Work required = Please lay out the material from its first line through the line containing "notification-badge [705, 54, 711, 60]", both included, as a Markdown table with the columns Row and Line. Give each line a row number and leave out blank lines.

begin Material for this task

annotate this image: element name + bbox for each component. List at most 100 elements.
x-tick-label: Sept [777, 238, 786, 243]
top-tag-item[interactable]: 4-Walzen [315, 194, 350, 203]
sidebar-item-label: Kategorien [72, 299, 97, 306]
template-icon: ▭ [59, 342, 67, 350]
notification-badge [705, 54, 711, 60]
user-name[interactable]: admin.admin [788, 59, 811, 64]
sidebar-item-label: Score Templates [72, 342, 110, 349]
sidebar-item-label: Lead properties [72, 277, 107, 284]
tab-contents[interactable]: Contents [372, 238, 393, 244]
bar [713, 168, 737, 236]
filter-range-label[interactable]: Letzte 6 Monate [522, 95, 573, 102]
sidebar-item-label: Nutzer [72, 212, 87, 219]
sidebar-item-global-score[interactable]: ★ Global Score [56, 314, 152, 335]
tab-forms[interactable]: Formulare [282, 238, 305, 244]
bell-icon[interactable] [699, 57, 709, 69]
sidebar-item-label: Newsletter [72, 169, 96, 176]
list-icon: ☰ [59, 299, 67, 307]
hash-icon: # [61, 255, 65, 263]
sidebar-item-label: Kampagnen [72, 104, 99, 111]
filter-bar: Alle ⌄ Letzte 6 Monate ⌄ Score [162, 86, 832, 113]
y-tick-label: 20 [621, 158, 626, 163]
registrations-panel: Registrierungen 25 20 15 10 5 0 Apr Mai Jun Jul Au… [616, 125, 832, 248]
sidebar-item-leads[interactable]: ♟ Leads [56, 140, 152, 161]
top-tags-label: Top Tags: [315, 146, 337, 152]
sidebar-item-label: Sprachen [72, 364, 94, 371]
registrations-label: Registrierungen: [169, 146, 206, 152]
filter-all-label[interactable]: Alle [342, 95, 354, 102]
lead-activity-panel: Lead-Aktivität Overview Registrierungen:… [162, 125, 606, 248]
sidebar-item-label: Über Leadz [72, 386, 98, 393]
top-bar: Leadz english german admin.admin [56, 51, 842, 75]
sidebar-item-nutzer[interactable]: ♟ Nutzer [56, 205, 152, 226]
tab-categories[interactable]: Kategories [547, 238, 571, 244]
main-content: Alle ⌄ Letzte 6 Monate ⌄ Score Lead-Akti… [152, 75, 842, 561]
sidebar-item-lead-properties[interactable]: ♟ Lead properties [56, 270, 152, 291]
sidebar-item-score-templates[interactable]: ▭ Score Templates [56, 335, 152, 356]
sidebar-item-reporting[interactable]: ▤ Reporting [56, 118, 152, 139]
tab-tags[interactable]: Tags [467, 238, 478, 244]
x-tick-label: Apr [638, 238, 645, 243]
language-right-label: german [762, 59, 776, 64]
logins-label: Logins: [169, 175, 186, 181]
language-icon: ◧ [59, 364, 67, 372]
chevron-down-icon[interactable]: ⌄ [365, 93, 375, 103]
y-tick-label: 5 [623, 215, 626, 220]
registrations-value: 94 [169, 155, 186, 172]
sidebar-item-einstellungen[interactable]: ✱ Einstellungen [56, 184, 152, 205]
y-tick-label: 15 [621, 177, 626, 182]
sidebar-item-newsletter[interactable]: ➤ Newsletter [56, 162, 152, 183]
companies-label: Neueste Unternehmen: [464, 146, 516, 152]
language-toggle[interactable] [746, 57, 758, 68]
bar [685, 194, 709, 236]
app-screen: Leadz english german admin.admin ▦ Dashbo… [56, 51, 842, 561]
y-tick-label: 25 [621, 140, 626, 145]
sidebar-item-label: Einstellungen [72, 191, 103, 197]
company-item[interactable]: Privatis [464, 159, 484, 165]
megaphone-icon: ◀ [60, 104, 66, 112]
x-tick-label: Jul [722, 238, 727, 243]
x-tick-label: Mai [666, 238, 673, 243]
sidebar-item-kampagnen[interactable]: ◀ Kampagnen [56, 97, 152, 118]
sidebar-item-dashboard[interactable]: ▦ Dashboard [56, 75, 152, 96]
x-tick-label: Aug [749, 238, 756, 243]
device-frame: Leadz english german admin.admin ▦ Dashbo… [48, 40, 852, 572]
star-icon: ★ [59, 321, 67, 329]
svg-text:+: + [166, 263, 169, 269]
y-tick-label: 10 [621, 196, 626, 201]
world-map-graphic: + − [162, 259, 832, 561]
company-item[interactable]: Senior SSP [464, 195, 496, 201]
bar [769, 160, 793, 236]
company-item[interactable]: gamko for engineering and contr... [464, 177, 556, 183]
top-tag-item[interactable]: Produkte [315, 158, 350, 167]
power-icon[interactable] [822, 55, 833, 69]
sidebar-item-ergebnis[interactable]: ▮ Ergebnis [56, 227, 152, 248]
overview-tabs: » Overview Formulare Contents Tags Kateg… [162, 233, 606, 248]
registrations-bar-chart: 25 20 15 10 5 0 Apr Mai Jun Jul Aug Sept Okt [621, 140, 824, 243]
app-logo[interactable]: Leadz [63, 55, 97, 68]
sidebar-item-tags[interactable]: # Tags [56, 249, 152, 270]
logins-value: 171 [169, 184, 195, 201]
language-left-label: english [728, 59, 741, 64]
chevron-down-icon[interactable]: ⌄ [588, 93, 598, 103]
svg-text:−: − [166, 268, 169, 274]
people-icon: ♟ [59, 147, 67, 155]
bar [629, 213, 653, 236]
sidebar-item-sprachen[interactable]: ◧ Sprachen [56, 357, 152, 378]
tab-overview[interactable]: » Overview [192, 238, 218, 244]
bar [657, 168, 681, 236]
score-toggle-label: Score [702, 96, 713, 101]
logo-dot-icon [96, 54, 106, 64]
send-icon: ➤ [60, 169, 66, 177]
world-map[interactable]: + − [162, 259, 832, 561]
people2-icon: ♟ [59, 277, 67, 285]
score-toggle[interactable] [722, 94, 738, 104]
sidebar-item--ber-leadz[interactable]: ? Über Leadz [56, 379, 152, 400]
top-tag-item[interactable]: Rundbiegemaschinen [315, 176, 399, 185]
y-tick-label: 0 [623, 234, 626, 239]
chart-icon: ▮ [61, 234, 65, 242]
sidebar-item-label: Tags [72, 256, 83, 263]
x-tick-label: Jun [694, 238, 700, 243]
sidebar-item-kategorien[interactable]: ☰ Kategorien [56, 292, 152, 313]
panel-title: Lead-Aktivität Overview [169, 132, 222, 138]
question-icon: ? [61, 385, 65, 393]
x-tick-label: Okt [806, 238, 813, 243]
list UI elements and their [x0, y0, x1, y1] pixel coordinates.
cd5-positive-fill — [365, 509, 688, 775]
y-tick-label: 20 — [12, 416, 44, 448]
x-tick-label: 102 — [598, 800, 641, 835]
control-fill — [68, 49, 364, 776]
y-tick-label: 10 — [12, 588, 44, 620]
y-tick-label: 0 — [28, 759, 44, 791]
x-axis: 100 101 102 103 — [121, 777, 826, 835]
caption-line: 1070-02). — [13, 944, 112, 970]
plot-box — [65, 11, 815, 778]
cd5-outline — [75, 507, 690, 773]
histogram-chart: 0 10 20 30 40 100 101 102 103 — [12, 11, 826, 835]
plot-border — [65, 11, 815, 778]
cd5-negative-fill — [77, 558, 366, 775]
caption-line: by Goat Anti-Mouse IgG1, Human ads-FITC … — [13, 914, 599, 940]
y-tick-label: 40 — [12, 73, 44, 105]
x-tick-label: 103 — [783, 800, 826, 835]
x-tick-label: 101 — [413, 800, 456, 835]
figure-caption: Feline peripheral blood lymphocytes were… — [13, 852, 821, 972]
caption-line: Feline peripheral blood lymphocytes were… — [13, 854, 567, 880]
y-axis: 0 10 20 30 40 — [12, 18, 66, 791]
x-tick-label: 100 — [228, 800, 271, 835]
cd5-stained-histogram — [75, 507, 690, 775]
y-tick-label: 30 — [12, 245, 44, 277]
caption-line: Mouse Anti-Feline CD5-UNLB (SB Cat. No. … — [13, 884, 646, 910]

end Material for this task

Written answer =
| Row | Line |
|---|---|
| 1 | annotate this image: element name + bbox for each component. List at most 100 elements. |
| 2 | x-tick-label: Sept [777, 238, 786, 243] |
| 3 | top-tag-item[interactable]: 4-Walzen [315, 194, 350, 203] |
| 4 | sidebar-item-label: Kategorien [72, 299, 97, 306] |
| 5 | template-icon: ▭ [59, 342, 67, 350] |
| 6 | notification-badge [705, 54, 711, 60] |